**Exercise goal**
Return the records word for word, from their first line down to and including the line that contains "row-header-cell[interactable] bbox=[0, 538, 24, 550]".

- - -

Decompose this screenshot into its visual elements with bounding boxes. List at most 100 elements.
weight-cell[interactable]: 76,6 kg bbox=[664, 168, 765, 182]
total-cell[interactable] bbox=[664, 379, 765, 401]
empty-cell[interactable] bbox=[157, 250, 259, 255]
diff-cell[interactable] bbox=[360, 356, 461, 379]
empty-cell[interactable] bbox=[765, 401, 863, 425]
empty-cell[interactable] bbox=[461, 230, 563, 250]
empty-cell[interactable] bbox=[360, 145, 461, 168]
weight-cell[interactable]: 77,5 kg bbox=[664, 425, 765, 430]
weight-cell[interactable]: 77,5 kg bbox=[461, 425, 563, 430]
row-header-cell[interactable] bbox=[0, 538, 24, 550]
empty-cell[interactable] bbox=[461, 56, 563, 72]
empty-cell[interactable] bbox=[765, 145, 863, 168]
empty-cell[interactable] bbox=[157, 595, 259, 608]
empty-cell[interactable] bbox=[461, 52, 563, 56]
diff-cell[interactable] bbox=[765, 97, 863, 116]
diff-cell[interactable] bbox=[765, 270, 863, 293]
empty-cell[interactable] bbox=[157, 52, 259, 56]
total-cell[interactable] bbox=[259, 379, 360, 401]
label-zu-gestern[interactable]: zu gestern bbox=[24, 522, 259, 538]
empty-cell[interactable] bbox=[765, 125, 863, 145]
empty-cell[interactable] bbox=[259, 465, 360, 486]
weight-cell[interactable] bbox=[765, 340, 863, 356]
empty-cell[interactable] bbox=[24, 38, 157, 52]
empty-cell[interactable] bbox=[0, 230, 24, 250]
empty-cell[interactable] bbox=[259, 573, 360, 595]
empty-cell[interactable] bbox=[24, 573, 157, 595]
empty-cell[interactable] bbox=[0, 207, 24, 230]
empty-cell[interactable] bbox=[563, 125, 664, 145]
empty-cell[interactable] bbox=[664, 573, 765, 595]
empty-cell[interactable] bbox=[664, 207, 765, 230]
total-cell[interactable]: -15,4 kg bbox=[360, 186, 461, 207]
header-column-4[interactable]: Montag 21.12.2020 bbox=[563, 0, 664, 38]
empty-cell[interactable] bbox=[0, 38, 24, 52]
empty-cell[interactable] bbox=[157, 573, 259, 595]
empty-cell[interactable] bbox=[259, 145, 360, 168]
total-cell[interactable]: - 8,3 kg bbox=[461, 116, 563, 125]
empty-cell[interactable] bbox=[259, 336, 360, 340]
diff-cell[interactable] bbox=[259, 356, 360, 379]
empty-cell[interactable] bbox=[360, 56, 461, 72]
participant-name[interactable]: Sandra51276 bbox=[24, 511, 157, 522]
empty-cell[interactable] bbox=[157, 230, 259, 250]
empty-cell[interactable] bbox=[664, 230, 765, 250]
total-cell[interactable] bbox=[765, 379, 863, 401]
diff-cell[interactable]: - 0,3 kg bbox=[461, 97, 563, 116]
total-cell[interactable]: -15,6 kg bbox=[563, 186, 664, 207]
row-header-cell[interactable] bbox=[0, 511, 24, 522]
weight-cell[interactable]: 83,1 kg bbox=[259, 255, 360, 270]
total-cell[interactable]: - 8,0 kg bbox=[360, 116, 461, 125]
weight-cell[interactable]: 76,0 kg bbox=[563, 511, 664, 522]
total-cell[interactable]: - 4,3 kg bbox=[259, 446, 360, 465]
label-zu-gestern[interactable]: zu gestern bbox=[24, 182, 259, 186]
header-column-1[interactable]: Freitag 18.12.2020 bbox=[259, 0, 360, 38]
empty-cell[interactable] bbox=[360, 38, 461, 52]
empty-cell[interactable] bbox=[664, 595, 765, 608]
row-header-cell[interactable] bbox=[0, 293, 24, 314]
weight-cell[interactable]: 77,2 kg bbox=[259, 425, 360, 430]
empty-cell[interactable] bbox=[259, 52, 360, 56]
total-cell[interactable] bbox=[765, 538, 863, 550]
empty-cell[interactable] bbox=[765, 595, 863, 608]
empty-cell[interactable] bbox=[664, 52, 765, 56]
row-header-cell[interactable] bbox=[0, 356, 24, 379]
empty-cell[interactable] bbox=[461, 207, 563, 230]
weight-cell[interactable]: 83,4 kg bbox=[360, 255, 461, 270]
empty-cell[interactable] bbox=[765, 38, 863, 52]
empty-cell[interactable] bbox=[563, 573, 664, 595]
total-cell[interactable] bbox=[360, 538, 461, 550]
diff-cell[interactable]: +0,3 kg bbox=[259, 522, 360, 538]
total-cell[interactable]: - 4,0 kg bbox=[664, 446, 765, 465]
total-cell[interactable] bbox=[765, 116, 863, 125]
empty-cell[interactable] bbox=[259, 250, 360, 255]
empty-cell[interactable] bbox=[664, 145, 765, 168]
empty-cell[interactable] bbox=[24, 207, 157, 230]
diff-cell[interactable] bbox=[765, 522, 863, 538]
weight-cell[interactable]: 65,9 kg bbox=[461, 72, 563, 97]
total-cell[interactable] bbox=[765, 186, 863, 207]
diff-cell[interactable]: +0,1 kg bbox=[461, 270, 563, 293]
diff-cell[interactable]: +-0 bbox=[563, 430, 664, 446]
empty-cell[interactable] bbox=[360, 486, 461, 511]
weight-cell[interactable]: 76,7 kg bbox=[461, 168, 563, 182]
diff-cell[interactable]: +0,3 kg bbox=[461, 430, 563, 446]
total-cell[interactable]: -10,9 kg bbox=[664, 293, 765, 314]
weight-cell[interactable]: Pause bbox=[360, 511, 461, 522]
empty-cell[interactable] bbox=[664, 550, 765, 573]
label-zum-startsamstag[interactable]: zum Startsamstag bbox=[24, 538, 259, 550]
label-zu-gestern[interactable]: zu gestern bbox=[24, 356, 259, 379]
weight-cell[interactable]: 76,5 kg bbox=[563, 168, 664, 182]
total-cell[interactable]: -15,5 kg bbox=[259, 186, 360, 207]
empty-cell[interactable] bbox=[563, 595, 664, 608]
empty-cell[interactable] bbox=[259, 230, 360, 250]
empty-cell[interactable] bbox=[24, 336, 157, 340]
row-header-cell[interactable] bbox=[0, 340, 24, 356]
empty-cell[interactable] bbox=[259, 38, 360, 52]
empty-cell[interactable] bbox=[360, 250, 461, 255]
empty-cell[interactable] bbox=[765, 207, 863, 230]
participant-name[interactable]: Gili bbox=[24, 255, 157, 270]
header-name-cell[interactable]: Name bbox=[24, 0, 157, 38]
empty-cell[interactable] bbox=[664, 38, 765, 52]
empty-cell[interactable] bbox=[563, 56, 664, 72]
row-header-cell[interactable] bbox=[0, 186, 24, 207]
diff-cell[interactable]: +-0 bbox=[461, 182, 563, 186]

- - -

**Output of the exercise**
Decompose this screenshot into its visual elements with bounding boxes. List at most 100 elements.
weight-cell[interactable]: 76,6 kg bbox=[664, 168, 765, 182]
total-cell[interactable] bbox=[664, 379, 765, 401]
empty-cell[interactable] bbox=[157, 250, 259, 255]
diff-cell[interactable] bbox=[360, 356, 461, 379]
empty-cell[interactable] bbox=[765, 401, 863, 425]
empty-cell[interactable] bbox=[461, 230, 563, 250]
empty-cell[interactable] bbox=[360, 145, 461, 168]
weight-cell[interactable]: 77,5 kg bbox=[664, 425, 765, 430]
weight-cell[interactable]: 77,5 kg bbox=[461, 425, 563, 430]
row-header-cell[interactable] bbox=[0, 538, 24, 550]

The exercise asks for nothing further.